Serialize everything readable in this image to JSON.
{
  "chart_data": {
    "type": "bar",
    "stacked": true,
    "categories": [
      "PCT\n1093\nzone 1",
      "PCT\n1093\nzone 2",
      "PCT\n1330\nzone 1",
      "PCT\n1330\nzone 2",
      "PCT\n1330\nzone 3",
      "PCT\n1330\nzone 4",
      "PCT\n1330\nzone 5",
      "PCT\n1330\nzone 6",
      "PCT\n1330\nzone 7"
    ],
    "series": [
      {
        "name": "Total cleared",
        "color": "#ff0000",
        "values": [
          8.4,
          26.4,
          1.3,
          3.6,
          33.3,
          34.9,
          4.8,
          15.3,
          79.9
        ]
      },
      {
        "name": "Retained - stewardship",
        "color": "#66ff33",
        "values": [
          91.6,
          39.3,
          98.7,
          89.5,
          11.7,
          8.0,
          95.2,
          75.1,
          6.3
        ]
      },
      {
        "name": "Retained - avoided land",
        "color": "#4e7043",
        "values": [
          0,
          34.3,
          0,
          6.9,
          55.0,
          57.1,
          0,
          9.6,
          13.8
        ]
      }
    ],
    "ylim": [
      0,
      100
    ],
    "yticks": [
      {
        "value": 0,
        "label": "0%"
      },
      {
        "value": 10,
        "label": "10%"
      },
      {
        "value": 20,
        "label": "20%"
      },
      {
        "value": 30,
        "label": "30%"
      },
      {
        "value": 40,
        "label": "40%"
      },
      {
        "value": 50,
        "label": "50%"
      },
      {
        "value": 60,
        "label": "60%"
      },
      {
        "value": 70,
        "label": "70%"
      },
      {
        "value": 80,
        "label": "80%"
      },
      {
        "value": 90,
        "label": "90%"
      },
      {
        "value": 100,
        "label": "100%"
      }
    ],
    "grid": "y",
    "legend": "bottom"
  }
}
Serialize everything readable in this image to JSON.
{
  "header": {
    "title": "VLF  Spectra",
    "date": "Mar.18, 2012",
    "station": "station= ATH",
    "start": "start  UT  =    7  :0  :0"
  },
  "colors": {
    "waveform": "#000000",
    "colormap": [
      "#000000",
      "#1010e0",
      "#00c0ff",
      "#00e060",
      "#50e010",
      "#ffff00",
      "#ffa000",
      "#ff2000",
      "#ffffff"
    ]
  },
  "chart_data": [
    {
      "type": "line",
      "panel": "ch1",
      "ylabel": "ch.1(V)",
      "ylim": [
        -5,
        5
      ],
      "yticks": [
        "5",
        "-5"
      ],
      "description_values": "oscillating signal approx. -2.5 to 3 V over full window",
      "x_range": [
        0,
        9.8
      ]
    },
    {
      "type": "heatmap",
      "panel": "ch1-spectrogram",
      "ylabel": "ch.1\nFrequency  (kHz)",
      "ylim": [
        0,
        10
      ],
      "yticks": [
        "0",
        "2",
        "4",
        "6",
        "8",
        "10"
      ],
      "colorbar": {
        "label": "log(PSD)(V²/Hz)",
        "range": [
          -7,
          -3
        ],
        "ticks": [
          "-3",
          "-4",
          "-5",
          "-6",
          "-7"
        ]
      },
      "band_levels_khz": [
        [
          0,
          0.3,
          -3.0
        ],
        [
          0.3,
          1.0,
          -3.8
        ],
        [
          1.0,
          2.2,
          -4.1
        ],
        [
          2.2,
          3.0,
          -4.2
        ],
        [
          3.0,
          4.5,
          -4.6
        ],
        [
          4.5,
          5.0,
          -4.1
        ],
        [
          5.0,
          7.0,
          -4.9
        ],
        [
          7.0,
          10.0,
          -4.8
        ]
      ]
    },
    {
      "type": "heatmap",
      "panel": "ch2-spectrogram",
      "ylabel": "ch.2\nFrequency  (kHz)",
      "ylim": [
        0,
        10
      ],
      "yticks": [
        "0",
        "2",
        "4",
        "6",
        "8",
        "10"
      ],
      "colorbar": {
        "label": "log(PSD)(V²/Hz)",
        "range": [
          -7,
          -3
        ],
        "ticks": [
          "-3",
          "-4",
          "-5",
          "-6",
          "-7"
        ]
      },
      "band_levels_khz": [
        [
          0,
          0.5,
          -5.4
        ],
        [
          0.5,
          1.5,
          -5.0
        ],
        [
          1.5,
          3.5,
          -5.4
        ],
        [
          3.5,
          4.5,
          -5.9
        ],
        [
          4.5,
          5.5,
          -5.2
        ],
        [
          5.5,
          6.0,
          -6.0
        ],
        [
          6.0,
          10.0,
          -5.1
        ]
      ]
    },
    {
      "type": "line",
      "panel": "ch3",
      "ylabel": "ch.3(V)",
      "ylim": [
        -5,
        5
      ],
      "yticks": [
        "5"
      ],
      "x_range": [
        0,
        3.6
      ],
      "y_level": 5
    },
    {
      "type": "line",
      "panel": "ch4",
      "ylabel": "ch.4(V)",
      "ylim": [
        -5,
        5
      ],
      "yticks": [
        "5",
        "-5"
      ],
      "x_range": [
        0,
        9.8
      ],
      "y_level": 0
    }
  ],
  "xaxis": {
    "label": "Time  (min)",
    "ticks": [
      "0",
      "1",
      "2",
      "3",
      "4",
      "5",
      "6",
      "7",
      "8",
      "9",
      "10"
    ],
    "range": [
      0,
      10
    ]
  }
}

_TASK BRIEF_:
Identify the lines in the entries that hold "spectrogram" and return each one.

_SOLUTION TO THE EXERCISE_:
      "panel": "ch1-spectrogram",
      "panel": "ch2-spectrogram",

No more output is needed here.